**WHAT NEEDS TO BE DONE:**
Starting at the line that contains "What text is on this page?", write out each line through the end of the data below, exactly as it stands. Skip any pictures.

**DATA FOR PROCESSING:**
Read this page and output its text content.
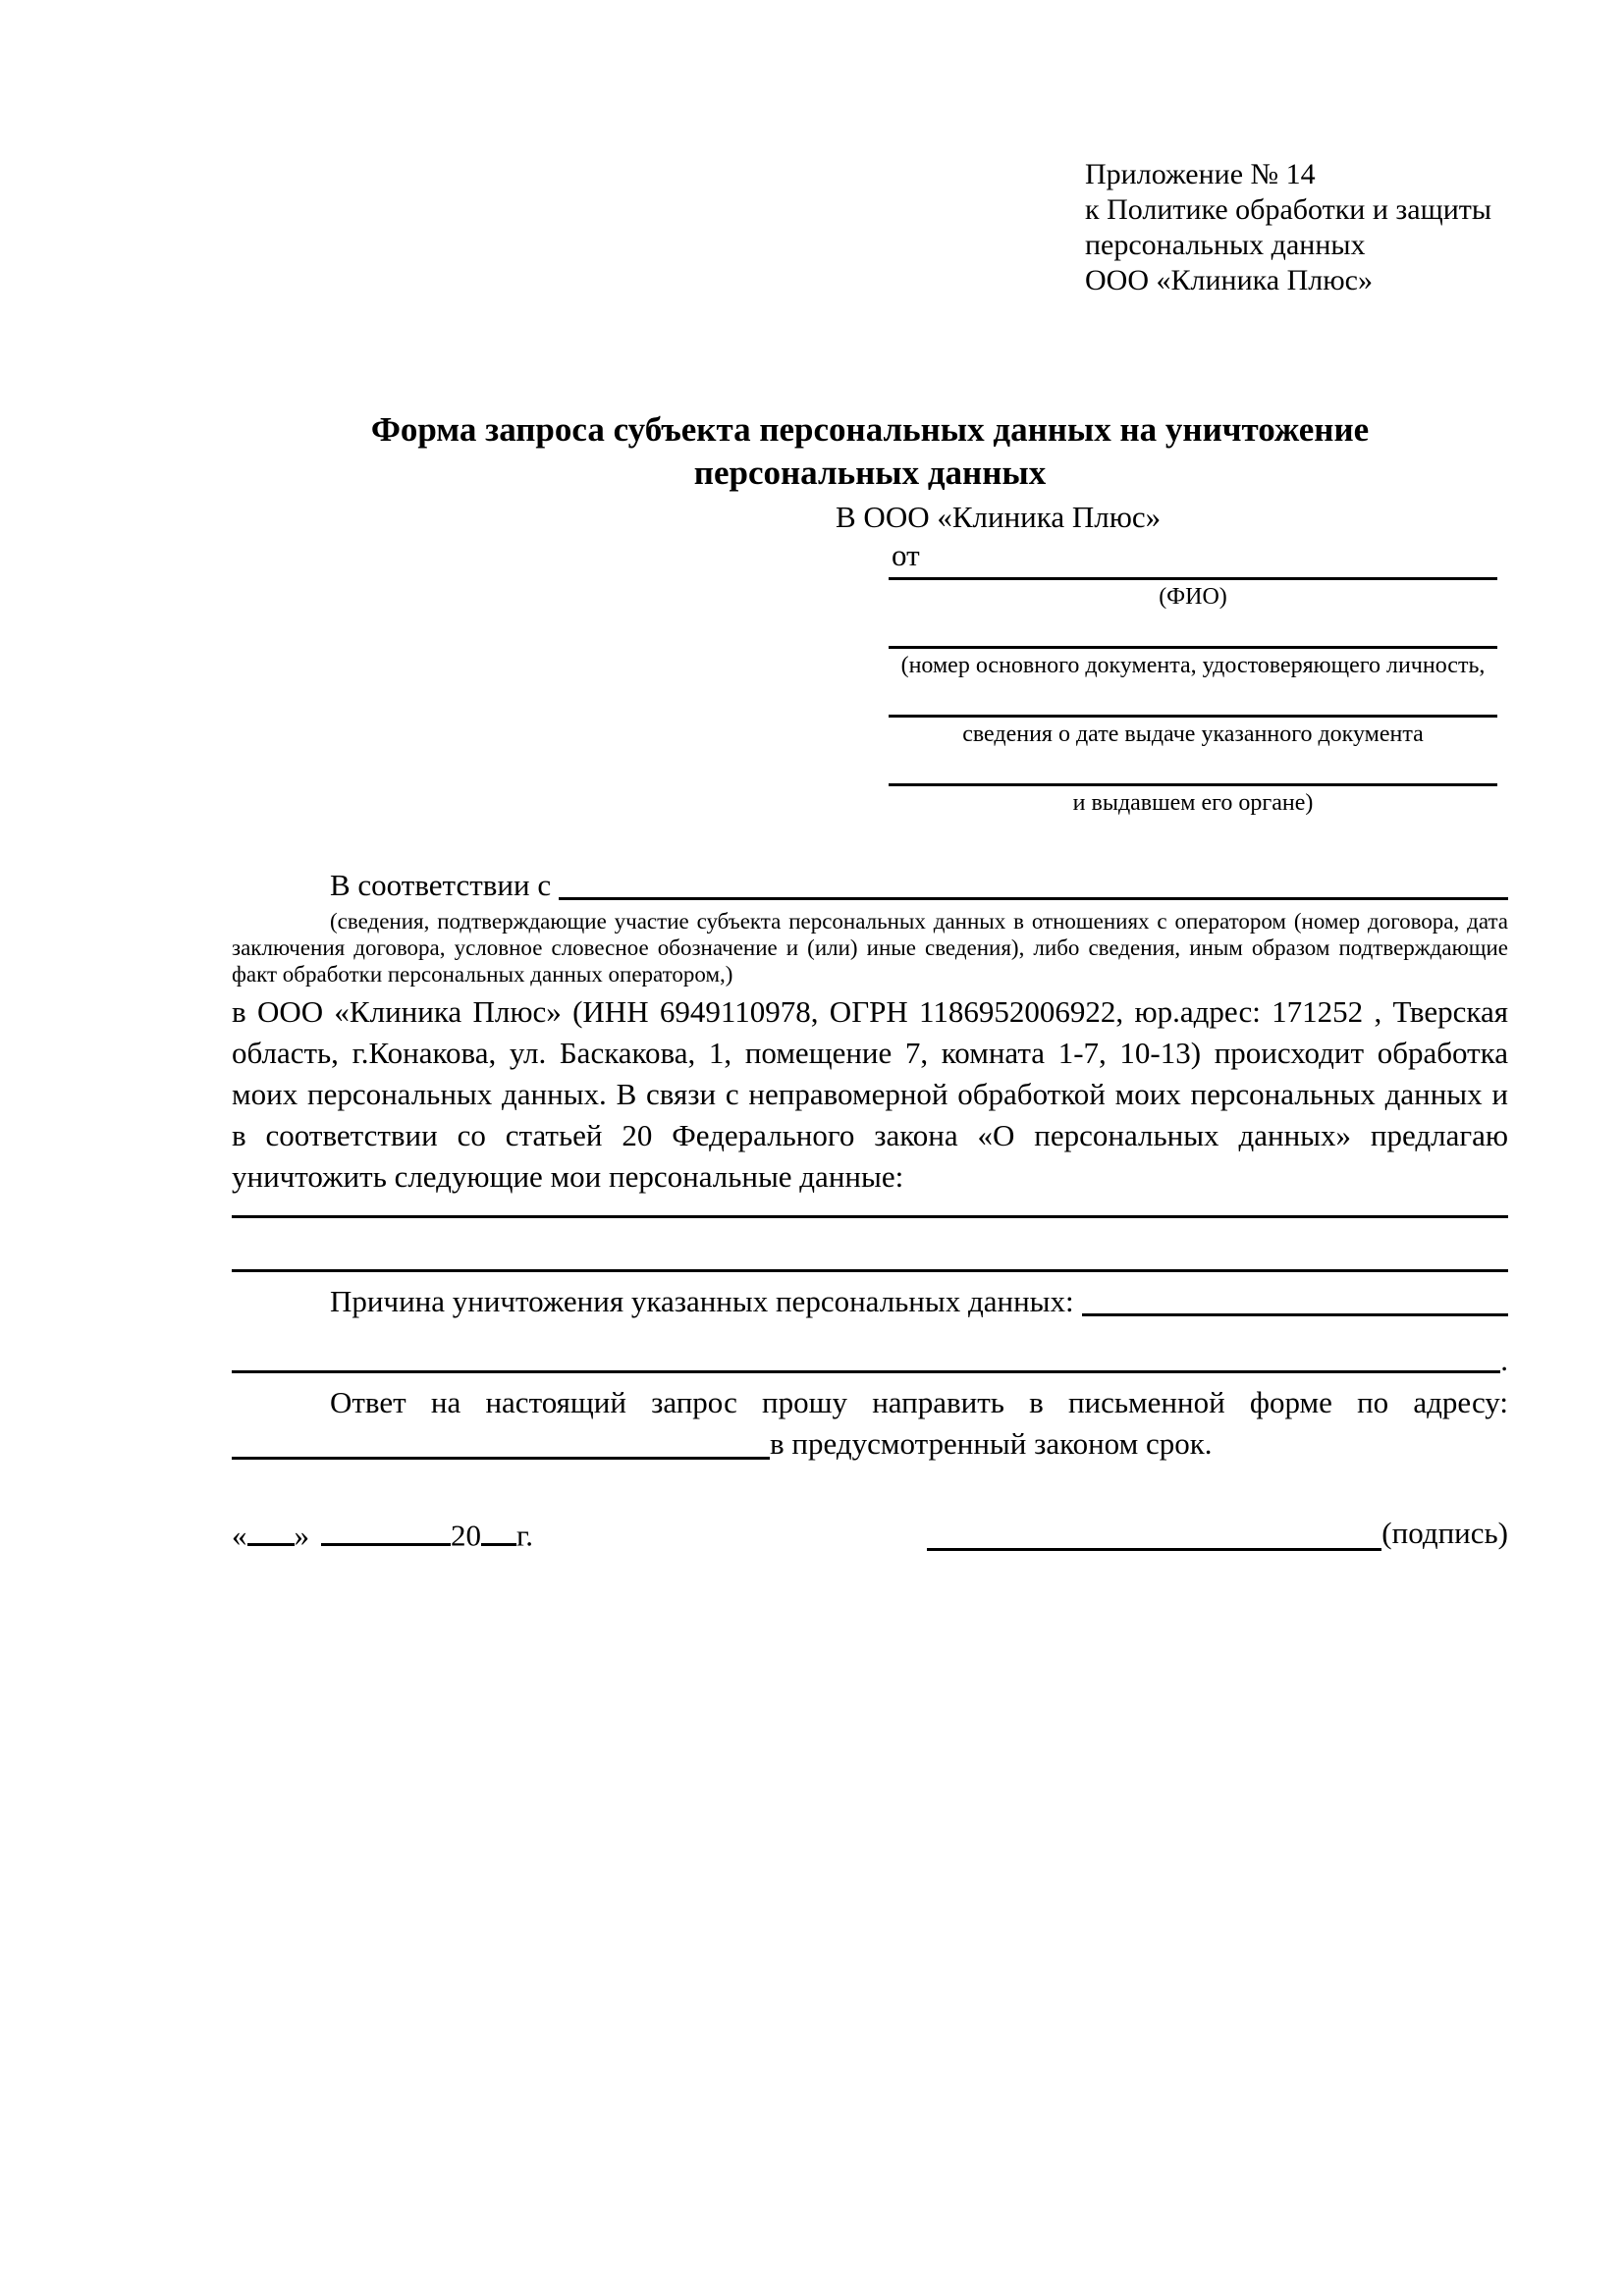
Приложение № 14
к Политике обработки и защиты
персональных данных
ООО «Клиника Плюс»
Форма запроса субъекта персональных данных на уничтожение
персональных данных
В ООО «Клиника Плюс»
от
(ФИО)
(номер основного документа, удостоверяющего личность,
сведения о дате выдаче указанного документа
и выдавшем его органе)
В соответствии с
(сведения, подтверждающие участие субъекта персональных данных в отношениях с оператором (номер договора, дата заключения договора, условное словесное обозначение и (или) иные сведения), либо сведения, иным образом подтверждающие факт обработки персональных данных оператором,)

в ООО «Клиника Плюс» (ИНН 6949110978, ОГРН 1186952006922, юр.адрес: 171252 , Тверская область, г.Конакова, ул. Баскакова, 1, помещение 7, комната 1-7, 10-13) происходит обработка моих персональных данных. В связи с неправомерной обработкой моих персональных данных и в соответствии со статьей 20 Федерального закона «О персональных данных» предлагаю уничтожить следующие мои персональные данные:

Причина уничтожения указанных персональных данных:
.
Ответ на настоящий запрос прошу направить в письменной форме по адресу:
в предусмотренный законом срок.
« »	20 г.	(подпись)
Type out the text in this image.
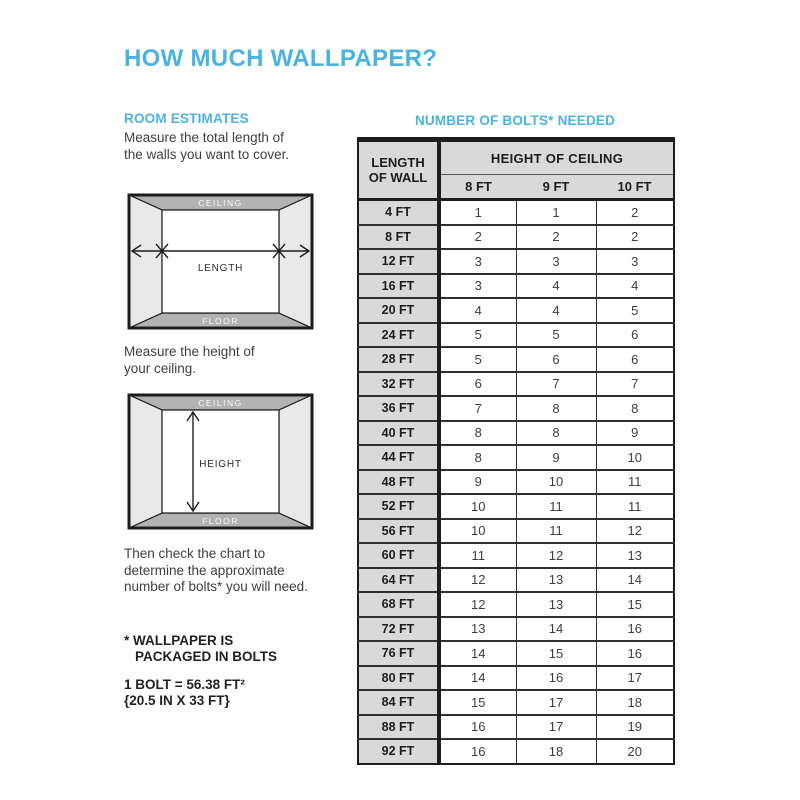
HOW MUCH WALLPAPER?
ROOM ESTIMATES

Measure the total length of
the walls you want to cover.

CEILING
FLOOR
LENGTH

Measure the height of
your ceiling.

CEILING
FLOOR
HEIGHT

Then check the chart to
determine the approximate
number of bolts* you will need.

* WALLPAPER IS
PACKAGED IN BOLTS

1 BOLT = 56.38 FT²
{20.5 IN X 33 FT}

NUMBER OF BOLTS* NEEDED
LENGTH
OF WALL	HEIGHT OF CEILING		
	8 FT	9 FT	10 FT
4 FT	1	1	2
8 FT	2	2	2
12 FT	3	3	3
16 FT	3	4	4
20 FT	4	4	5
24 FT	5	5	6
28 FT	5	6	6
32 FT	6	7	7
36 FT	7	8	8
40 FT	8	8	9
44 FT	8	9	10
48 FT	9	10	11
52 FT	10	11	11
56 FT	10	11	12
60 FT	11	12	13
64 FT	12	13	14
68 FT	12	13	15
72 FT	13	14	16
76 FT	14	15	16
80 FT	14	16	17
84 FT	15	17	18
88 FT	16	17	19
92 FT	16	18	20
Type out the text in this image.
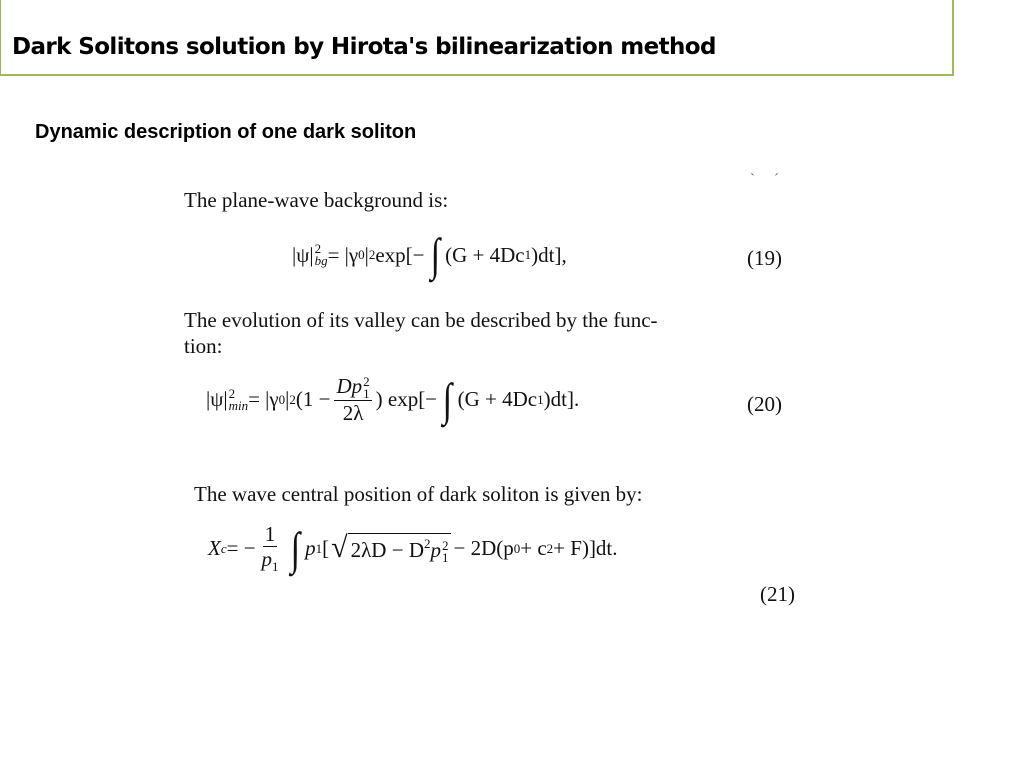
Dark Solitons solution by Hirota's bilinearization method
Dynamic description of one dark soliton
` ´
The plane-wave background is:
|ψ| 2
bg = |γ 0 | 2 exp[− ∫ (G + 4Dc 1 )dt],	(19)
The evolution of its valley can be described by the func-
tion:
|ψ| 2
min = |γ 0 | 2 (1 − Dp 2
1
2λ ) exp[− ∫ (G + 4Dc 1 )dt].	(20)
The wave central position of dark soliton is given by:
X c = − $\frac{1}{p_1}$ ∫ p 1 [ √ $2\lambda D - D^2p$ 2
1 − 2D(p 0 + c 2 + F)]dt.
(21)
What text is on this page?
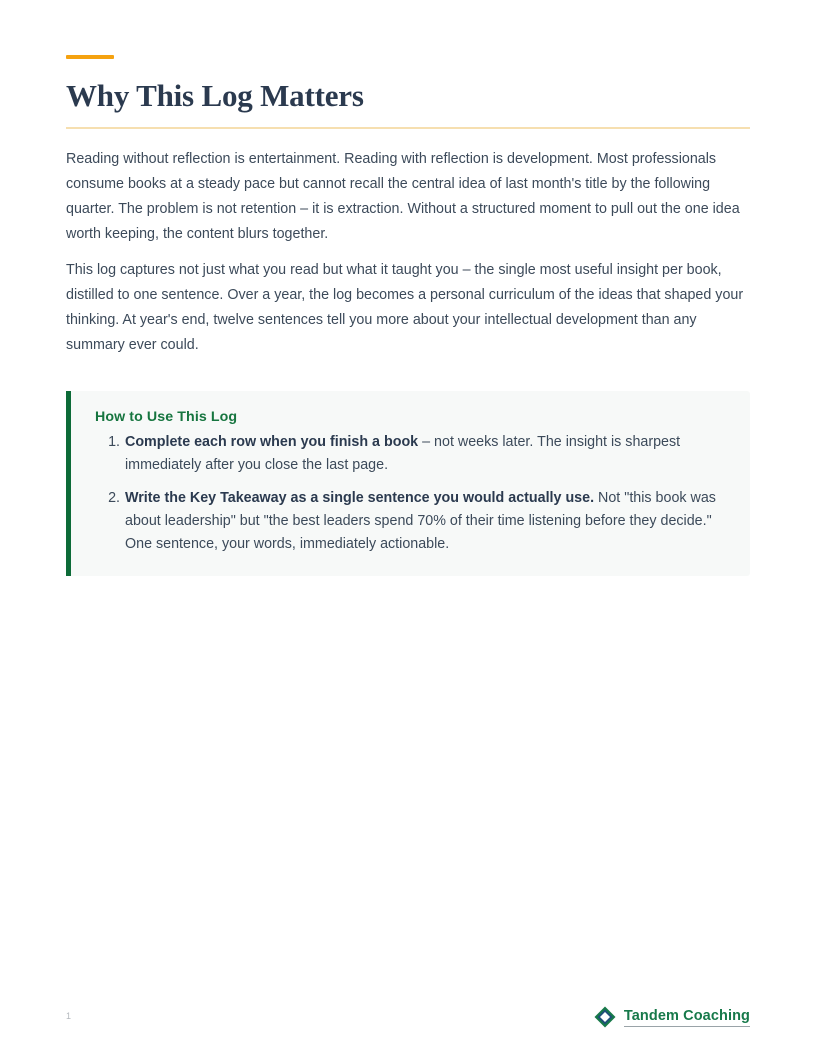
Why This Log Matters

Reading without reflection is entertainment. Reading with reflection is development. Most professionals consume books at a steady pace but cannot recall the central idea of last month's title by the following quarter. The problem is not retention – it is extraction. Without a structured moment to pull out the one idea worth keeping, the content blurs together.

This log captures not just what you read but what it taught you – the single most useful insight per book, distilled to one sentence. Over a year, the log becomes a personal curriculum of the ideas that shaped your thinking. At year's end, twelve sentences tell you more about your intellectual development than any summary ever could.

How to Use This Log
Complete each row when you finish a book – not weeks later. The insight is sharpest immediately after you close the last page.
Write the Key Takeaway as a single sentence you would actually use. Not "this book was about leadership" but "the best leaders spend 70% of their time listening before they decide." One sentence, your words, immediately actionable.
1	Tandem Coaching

**FULL OUTPUT:**
What text is on this page?
Why This Log Matters

Reading without reflection is entertainment. Reading with reflection is development. Most professionals consume books at a steady pace but cannot recall the central idea of last month's title by the following quarter. The problem is not retention – it is extraction. Without a structured moment to pull out the one idea worth keeping, the content blurs together.

This log captures not just what you read but what it taught you – the single most useful insight per book, distilled to one sentence. Over a year, the log becomes a personal curriculum of the ideas that shaped your thinking. At year's end, twelve sentences tell you more about your intellectual development than any summary ever could.

How to Use This Log
Complete each row when you finish a book – not weeks later. The insight is sharpest immediately after you close the last page.
Write the Key Takeaway as a single sentence you would actually use. Not "this book was about leadership" but "the best leaders spend 70% of their time listening before they decide." One sentence, your words, immediately actionable.
1	Tandem Coaching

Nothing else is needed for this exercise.